Welcome to our blog!

The Marine Mammal Center is a nonprofit veterinary hospital, research, and educational center dedicated to the rescue and rehabilitation of ill and injured marine mammals and the study of their health. Since 1975, the Center has rescued and treated more than 16,500 marine mammals and has accumulated a body of knowledge about marine mammal and ocean health. Through public education about marine mammals, the Center hopes to foster ocean stewardship and conservation. For more information, visit http://www.marinemammalcenter.org/

Monday, December 13, 2010

Bring on the Sun!



Scaffolding is erected along the animal care building in preparation for installation of new solar panels. Photo: The Marine Mammal Center


If you're visiting The Marine Mammal Center during the next few weeks (and we hope you do!) you may see some new additions to the facility. Today. a construction crew began putting up scaffolding along the Center's animal care building in preparation to install 80 new photovoltaic panels. Thanks to a generous donation by PG&E, the additional 28 kW cells will help us shave thousands of dollars off of our electrical bill! Work is expected to be completed in January. Thank you PG&E!

Thursday, December 2, 2010

Waiting for Her Lucky Day!


Lucky Day recuperating at The Marine Mammal Center.

This blog posting is by volunteer Dina Warren. Dina volunteers on the Saturday night crew.

Lucky Day has returned to The Marine Mammal Center shortly after her release back to the ocean. Originally admitted to The Marine Mammal Center on October 1, 2010, Lucky Day, a juvenile California sea lion, was first rescued at Seacliff State Beach, below the visitor center in Aptos, Santa Cruz. When Lucky Day was found, she was in poor shape, exhibiting depressed behavior, inactivity, and suffering from a heavy discharge from her closed, right eye. Subsequently, she was diagnosed with pneumonia and sacrocystis (a parasitic protozoa that compromises muscle tissue) by the Center’s veterinarian team.

After about a month of care, Lucky Day’s health improved. Her eye healed, and she was eating well. She had even gained enough weight so that veterinarians felt comfortable she would survive in the wild on her own. She was released back into her ocean home at Point Reyes on November 8, 2010.

However, just one week later, Lucky Day was stranded again. This time she was found lying in the middle of Potbelly Beach Road, near Capitola's New Brighton State Beach. She was lethargic, and looking very down. In fact, she was emaciated with most of her ribs showing from malnutrition. Lucky Day had lost over 40 pounds during her time at sea swimming all the way from Point Reyes to Capitola.

Presently, Lucky Day is waiting for a lucky day of her own, and hopefully will make it home before the New Year. Her poor body condition, malnutrition, and possible muscle and heart inflammation will keep her safely recuperating at The Marine Mammal Center for now.

**HOW TO COMPLETE THIS TASK**
Extract the passage of the Marine Mammal Center blog page from "Presently, Lucky Day" up to and including "Center for now.". Rely only on the Marine Mammal Center blog page to do this work.

**Data records**
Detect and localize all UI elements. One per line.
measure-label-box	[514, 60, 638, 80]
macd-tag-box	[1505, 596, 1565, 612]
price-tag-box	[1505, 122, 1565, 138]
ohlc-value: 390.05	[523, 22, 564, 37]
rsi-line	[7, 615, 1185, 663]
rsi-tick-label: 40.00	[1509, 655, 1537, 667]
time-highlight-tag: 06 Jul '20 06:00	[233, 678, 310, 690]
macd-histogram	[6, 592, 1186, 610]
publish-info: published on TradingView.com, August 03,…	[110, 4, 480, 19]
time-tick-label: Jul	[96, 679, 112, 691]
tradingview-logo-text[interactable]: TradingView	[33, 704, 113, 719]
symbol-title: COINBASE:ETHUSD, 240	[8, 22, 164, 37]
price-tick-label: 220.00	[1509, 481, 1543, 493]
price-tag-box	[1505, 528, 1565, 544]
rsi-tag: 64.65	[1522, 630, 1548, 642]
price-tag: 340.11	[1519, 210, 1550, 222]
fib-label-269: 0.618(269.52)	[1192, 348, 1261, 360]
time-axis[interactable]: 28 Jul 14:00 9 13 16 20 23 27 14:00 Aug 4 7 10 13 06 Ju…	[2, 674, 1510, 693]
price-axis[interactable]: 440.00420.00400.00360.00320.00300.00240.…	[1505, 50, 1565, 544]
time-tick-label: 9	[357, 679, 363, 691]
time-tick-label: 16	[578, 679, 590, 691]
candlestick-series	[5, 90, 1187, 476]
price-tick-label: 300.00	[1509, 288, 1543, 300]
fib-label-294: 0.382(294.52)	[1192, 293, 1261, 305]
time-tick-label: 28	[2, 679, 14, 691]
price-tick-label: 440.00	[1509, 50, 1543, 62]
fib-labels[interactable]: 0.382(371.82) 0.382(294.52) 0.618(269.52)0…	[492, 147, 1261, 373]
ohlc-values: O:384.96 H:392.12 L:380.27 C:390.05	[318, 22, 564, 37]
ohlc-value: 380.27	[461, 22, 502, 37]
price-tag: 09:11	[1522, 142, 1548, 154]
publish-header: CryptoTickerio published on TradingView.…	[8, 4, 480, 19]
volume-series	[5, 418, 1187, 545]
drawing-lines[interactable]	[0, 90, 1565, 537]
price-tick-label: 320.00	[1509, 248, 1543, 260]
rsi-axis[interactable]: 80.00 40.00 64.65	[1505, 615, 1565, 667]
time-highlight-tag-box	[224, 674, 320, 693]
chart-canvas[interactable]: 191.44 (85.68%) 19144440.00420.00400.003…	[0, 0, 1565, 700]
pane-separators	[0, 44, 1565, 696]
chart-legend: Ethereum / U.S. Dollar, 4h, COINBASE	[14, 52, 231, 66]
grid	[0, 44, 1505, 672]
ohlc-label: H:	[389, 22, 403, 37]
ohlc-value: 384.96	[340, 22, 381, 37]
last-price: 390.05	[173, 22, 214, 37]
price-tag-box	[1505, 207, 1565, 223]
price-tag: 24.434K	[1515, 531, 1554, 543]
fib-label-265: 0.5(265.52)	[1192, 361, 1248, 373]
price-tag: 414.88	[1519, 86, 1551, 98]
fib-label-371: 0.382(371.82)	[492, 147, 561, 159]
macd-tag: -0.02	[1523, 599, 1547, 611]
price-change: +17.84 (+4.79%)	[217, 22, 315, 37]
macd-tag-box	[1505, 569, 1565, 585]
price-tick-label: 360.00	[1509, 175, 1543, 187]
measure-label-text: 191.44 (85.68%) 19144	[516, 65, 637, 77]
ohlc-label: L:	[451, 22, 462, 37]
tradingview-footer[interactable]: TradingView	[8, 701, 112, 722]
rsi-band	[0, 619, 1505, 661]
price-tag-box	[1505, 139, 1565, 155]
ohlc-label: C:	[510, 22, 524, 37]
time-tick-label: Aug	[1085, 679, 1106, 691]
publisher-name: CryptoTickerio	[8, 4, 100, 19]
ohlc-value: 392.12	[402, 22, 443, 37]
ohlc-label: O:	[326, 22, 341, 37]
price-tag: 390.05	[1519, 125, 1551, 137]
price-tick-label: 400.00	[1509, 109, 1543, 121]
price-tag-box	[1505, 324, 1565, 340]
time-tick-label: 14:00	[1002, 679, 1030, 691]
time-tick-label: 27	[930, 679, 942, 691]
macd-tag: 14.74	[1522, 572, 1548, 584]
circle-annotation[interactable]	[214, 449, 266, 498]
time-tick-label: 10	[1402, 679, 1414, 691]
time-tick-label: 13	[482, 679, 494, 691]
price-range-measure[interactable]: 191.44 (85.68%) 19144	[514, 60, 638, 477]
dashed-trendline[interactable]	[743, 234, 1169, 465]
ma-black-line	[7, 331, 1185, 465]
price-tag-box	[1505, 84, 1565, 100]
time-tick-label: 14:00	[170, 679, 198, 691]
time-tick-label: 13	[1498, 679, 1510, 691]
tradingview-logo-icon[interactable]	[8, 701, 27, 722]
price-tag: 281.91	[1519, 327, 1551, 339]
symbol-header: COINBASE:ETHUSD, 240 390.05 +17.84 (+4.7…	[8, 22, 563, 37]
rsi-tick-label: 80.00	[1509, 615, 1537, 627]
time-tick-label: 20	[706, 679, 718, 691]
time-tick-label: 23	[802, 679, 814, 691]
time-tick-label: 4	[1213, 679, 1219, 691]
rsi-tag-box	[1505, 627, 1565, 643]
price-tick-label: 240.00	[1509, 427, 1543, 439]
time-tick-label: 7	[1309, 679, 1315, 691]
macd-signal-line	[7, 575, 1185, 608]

**ANSWER AREA**
Presently, Lucky Day is waiting for a lucky day of her own, and hopefully will make it home before the New Year. Her poor body condition, malnutrition, and possible muscle and heart inflammation will keep her safely recuperating at The Marine Mammal Center for now.